§ **DATA TO PROCESS**:

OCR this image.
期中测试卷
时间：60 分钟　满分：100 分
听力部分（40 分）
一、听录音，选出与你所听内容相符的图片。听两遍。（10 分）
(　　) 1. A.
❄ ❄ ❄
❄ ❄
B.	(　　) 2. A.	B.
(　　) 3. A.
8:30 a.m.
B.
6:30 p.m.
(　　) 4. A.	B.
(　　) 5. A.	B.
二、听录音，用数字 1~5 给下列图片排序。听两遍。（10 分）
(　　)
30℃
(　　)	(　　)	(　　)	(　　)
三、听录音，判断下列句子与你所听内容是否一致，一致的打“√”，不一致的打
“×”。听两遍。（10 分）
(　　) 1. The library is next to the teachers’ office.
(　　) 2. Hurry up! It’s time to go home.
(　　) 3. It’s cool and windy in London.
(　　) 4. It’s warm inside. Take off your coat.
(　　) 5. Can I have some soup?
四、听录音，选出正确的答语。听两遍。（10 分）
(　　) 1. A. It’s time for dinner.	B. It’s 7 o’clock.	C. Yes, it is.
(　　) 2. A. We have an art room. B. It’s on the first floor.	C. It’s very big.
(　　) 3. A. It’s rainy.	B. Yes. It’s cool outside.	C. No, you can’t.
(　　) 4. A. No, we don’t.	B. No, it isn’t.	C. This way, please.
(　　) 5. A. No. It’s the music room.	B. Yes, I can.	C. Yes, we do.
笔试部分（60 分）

§ **YOUR INSTRUCTIONS**: In the listing above, locate each line with "cool" and copy it.

§ **REPLY**:
(　　) 3. It’s cool and windy in London.
(　　) 3. A. It’s rainy.	B. Yes. It’s cool outside.	C. No, you can’t.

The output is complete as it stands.